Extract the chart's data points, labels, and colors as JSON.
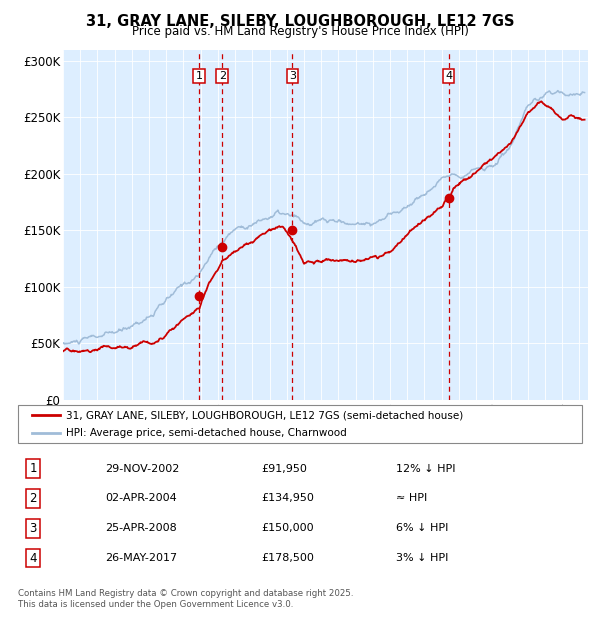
{
  "title": "31, GRAY LANE, SILEBY, LOUGHBOROUGH, LE12 7GS",
  "subtitle": "Price paid vs. HM Land Registry's House Price Index (HPI)",
  "xlim": [
    1995.0,
    2025.5
  ],
  "ylim": [
    0,
    310000
  ],
  "yticks": [
    0,
    50000,
    100000,
    150000,
    200000,
    250000,
    300000
  ],
  "ytick_labels": [
    "£0",
    "£50K",
    "£100K",
    "£150K",
    "£200K",
    "£250K",
    "£300K"
  ],
  "hpi_color": "#a0bcd8",
  "price_color": "#cc0000",
  "bg_color": "#ddeeff",
  "sale_points": [
    {
      "year": 2002.91,
      "price": 91950,
      "label": "1"
    },
    {
      "year": 2004.25,
      "price": 134950,
      "label": "2"
    },
    {
      "year": 2008.32,
      "price": 150000,
      "label": "3"
    },
    {
      "year": 2017.4,
      "price": 178500,
      "label": "4"
    }
  ],
  "vline_color": "#cc0000",
  "legend_entries": [
    "31, GRAY LANE, SILEBY, LOUGHBOROUGH, LE12 7GS (semi-detached house)",
    "HPI: Average price, semi-detached house, Charnwood"
  ],
  "table_data": [
    [
      "1",
      "29-NOV-2002",
      "£91,950",
      "12% ↓ HPI"
    ],
    [
      "2",
      "02-APR-2004",
      "£134,950",
      "≈ HPI"
    ],
    [
      "3",
      "25-APR-2008",
      "£150,000",
      "6% ↓ HPI"
    ],
    [
      "4",
      "26-MAY-2017",
      "£178,500",
      "3% ↓ HPI"
    ]
  ],
  "footer": "Contains HM Land Registry data © Crown copyright and database right 2025.\nThis data is licensed under the Open Government Licence v3.0."
}
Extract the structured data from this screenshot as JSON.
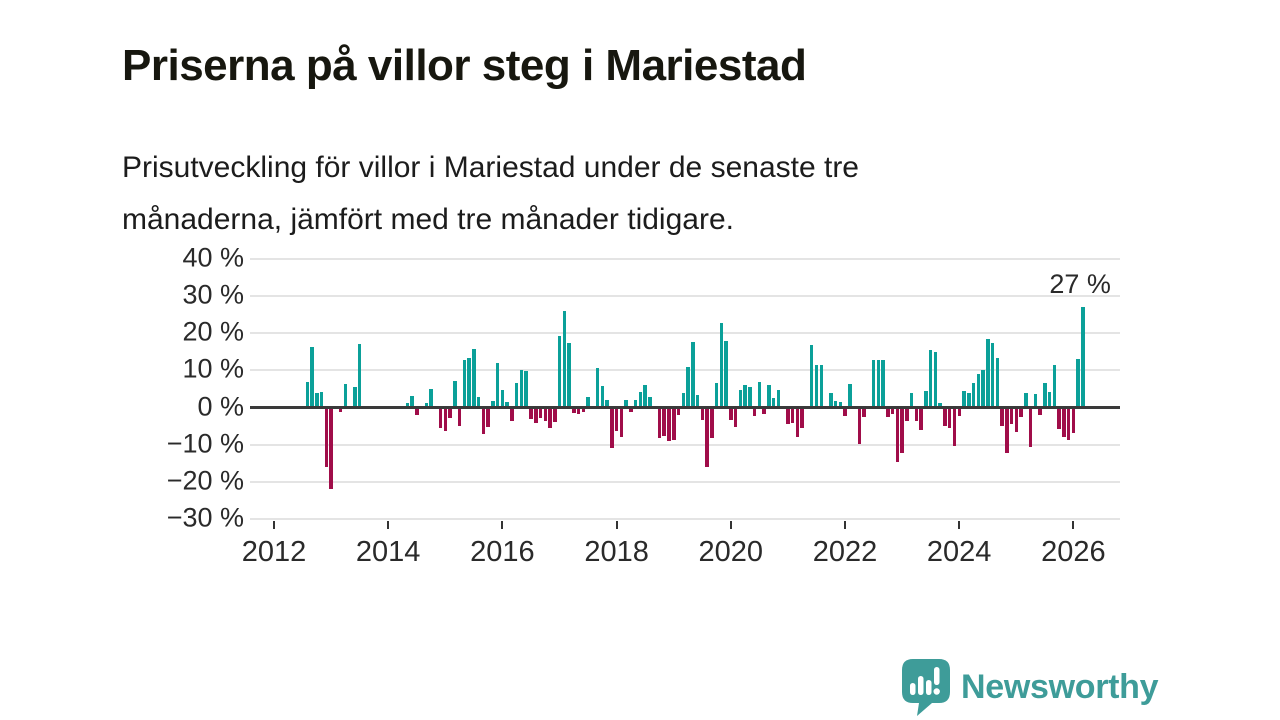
{
  "header": {
    "title": "Priserna på villor steg i Mariestad",
    "subtitle": "Prisutveckling för villor i Mariestad under de senaste tre\nmånaderna, jämfört med tre månader tidigare."
  },
  "chart_data": {
    "type": "bar",
    "title": "",
    "xlabel": "",
    "ylabel": "",
    "unit": "%",
    "ylim": [
      -30,
      40
    ],
    "grid": true,
    "y_ticks": [
      {
        "label": "40 %",
        "value": 40
      },
      {
        "label": "30 %",
        "value": 30
      },
      {
        "label": "20 %",
        "value": 20
      },
      {
        "label": "10 %",
        "value": 10
      },
      {
        "label": "0 %",
        "value": 0
      },
      {
        "label": "−10 %",
        "value": -10
      },
      {
        "label": "−20 %",
        "value": -20
      },
      {
        "label": "−30 %",
        "value": -30
      }
    ],
    "x_ticks": [
      {
        "label": "2012",
        "year": 2012
      },
      {
        "label": "2014",
        "year": 2014
      },
      {
        "label": "2016",
        "year": 2016
      },
      {
        "label": "2018",
        "year": 2018
      },
      {
        "label": "2020",
        "year": 2020
      },
      {
        "label": "2022",
        "year": 2022
      },
      {
        "label": "2024",
        "year": 2024
      },
      {
        "label": "2026",
        "year": 2026
      }
    ],
    "annotation": {
      "text": "27 %",
      "value": 27
    },
    "colors": {
      "positive": "#0BA099",
      "negative": "#A00D49",
      "zero_line": "#3A3A3A",
      "gridline": "#E4E4E4"
    },
    "series": [
      [
        "2012-08",
        7
      ],
      [
        "2012-09",
        16.3
      ],
      [
        "2012-10",
        4
      ],
      [
        "2012-11",
        4.3
      ],
      [
        "2012-12",
        -16
      ],
      [
        "2013-01",
        -21.8
      ],
      [
        "2013-03",
        -1.2
      ],
      [
        "2013-04",
        6.4
      ],
      [
        "2013-06",
        5.5
      ],
      [
        "2013-07",
        17
      ],
      [
        "2014-05",
        1.3
      ],
      [
        "2014-06",
        3.2
      ],
      [
        "2014-07",
        -2.1
      ],
      [
        "2014-09",
        1.2
      ],
      [
        "2014-10",
        5.1
      ],
      [
        "2014-12",
        -5.4
      ],
      [
        "2015-01",
        -6.3
      ],
      [
        "2015-02",
        -2.8
      ],
      [
        "2015-03",
        7.1
      ],
      [
        "2015-04",
        -5
      ],
      [
        "2015-05",
        12.8
      ],
      [
        "2015-06",
        13.2
      ],
      [
        "2015-07",
        15.8
      ],
      [
        "2015-08",
        2.8
      ],
      [
        "2015-09",
        -7.2
      ],
      [
        "2015-10",
        -5.2
      ],
      [
        "2015-11",
        1.8
      ],
      [
        "2015-12",
        12
      ],
      [
        "2016-01",
        4.6
      ],
      [
        "2016-02",
        1.4
      ],
      [
        "2016-03",
        -3.6
      ],
      [
        "2016-04",
        6.6
      ],
      [
        "2016-05",
        10.2
      ],
      [
        "2016-06",
        9.8
      ],
      [
        "2016-07",
        -3.2
      ],
      [
        "2016-08",
        -4.1
      ],
      [
        "2016-09",
        -2.7
      ],
      [
        "2016-10",
        -3.6
      ],
      [
        "2016-11",
        -5.4
      ],
      [
        "2016-12",
        -4
      ],
      [
        "2017-01",
        19.2
      ],
      [
        "2017-02",
        26
      ],
      [
        "2017-03",
        17.4
      ],
      [
        "2017-04",
        -1.5
      ],
      [
        "2017-05",
        -1.8
      ],
      [
        "2017-06",
        -1.2
      ],
      [
        "2017-07",
        2.9
      ],
      [
        "2017-09",
        10.5
      ],
      [
        "2017-10",
        5.7
      ],
      [
        "2017-11",
        2
      ],
      [
        "2017-12",
        -11
      ],
      [
        "2018-01",
        -6.3
      ],
      [
        "2018-02",
        -8
      ],
      [
        "2018-03",
        2.1
      ],
      [
        "2018-04",
        -1.2
      ],
      [
        "2018-05",
        2.1
      ],
      [
        "2018-06",
        4.2
      ],
      [
        "2018-07",
        6
      ],
      [
        "2018-08",
        2.9
      ],
      [
        "2018-10",
        -8.3
      ],
      [
        "2018-11",
        -7.7
      ],
      [
        "2018-12",
        -8.9
      ],
      [
        "2019-01",
        -8.7
      ],
      [
        "2019-02",
        -2
      ],
      [
        "2019-03",
        3.8
      ],
      [
        "2019-04",
        11
      ],
      [
        "2019-05",
        17.6
      ],
      [
        "2019-06",
        3.3
      ],
      [
        "2019-07",
        -3.4
      ],
      [
        "2019-08",
        -16
      ],
      [
        "2019-09",
        -8.3
      ],
      [
        "2019-10",
        6.6
      ],
      [
        "2019-11",
        22.7
      ],
      [
        "2019-12",
        17.8
      ],
      [
        "2020-01",
        -3.4
      ],
      [
        "2020-02",
        -5.2
      ],
      [
        "2020-03",
        4.8
      ],
      [
        "2020-04",
        6
      ],
      [
        "2020-05",
        5.4
      ],
      [
        "2020-06",
        -2.3
      ],
      [
        "2020-07",
        6.9
      ],
      [
        "2020-08",
        -1.8
      ],
      [
        "2020-09",
        6
      ],
      [
        "2020-10",
        2.7
      ],
      [
        "2020-11",
        4.6
      ],
      [
        "2021-01",
        -4.4
      ],
      [
        "2021-02",
        -4.2
      ],
      [
        "2021-03",
        -8
      ],
      [
        "2021-04",
        -5.5
      ],
      [
        "2021-06",
        16.7
      ],
      [
        "2021-07",
        11.5
      ],
      [
        "2021-08",
        11.5
      ],
      [
        "2021-10",
        4
      ],
      [
        "2021-11",
        1.8
      ],
      [
        "2021-12",
        1.5
      ],
      [
        "2022-01",
        -2.2
      ],
      [
        "2022-02",
        6.2
      ],
      [
        "2022-04",
        -9.8
      ],
      [
        "2022-05",
        -2.5
      ],
      [
        "2022-07",
        12.9
      ],
      [
        "2022-08",
        12.9
      ],
      [
        "2022-09",
        12.9
      ],
      [
        "2022-10",
        -2.5
      ],
      [
        "2022-11",
        -1.8
      ],
      [
        "2022-12",
        -14.7
      ],
      [
        "2023-01",
        -12.2
      ],
      [
        "2023-02",
        -3.6
      ],
      [
        "2023-03",
        3.8
      ],
      [
        "2023-04",
        -3.5
      ],
      [
        "2023-05",
        -6
      ],
      [
        "2023-06",
        4.5
      ],
      [
        "2023-07",
        15.5
      ],
      [
        "2023-08",
        14.8
      ],
      [
        "2023-09",
        1.2
      ],
      [
        "2023-10",
        -5
      ],
      [
        "2023-11",
        -5.5
      ],
      [
        "2023-12",
        -10.4
      ],
      [
        "2024-01",
        -2.4
      ],
      [
        "2024-02",
        4.5
      ],
      [
        "2024-03",
        3.8
      ],
      [
        "2024-04",
        6.7
      ],
      [
        "2024-05",
        8.9
      ],
      [
        "2024-06",
        10.1
      ],
      [
        "2024-07",
        18.3
      ],
      [
        "2024-08",
        17.4
      ],
      [
        "2024-09",
        13.4
      ],
      [
        "2024-10",
        -5
      ],
      [
        "2024-11",
        -12.2
      ],
      [
        "2024-12",
        -4.3
      ],
      [
        "2025-01",
        -6.5
      ],
      [
        "2025-02",
        -2.5
      ],
      [
        "2025-03",
        3.8
      ],
      [
        "2025-04",
        -10.5
      ],
      [
        "2025-05",
        3.6
      ],
      [
        "2025-06",
        -2.1
      ],
      [
        "2025-07",
        6.6
      ],
      [
        "2025-08",
        4.3
      ],
      [
        "2025-09",
        11.5
      ],
      [
        "2025-10",
        -5.9
      ],
      [
        "2025-11",
        -7.9
      ],
      [
        "2025-12",
        -8.6
      ],
      [
        "2026-01",
        -6.8
      ],
      [
        "2026-02",
        13
      ],
      [
        "2026-03",
        27
      ]
    ]
  },
  "footer": {
    "brand": "Newsworthy",
    "brand_color": "#3E9C99"
  }
}
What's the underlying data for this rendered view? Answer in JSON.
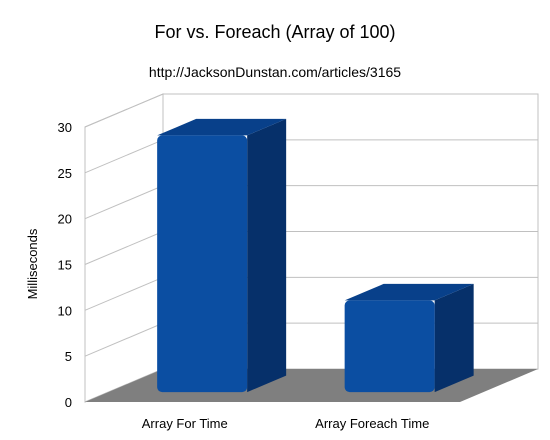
{
  "chart_data": {
    "type": "bar",
    "three_d": true,
    "title": "For vs. Foreach (Array of 100)",
    "subtitle": "http://JacksonDunstan.com/articles/3165",
    "xlabel": "",
    "ylabel": "Milliseconds",
    "categories": [
      "Array For Time",
      "Array Foreach Time"
    ],
    "series": [
      {
        "values": [
          28,
          10
        ]
      }
    ],
    "ylim": [
      0,
      30
    ],
    "yticks": [
      0,
      5,
      10,
      15,
      20,
      25,
      30
    ],
    "grid": true,
    "legend": "none",
    "colors": {
      "bar_front": "#0b4ea2",
      "bar_side": "#06306a",
      "bar_top": "#08408a",
      "floor": "#7f7f7f",
      "gridline": "#c0c0c0",
      "wall": "#ffffff"
    }
  }
}
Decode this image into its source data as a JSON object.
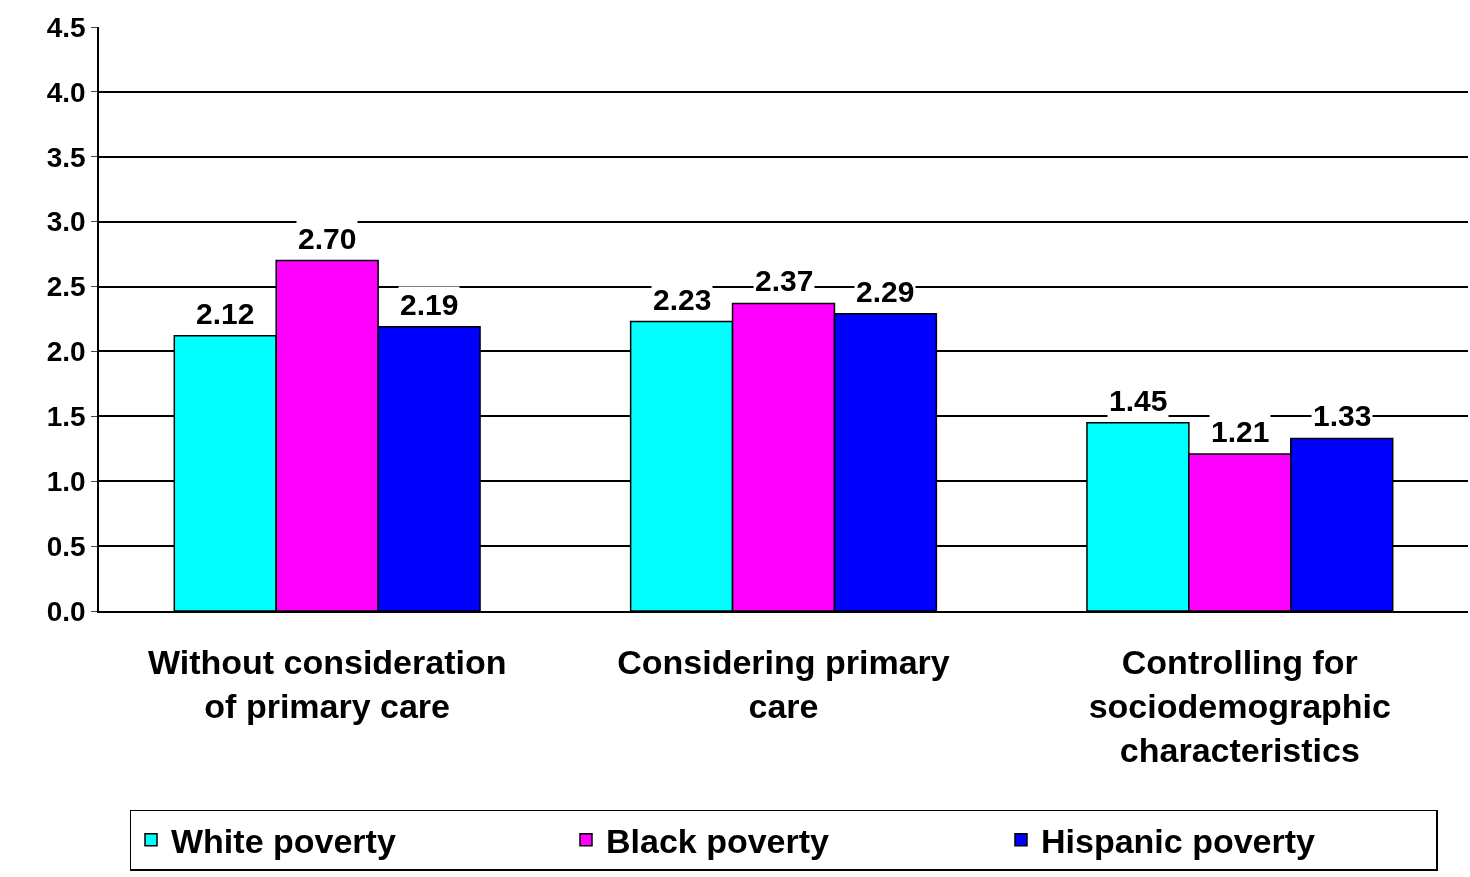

⁂

→ **DESCRIPTION OF THE TASK**
Select every line in the material above where the string "Foreach" occurs, and copy it.

→ **RESPONSE TO THIS EXERCISE**
    "title": "For vs. Foreach (Array of 100)",
      "Array Foreach Time"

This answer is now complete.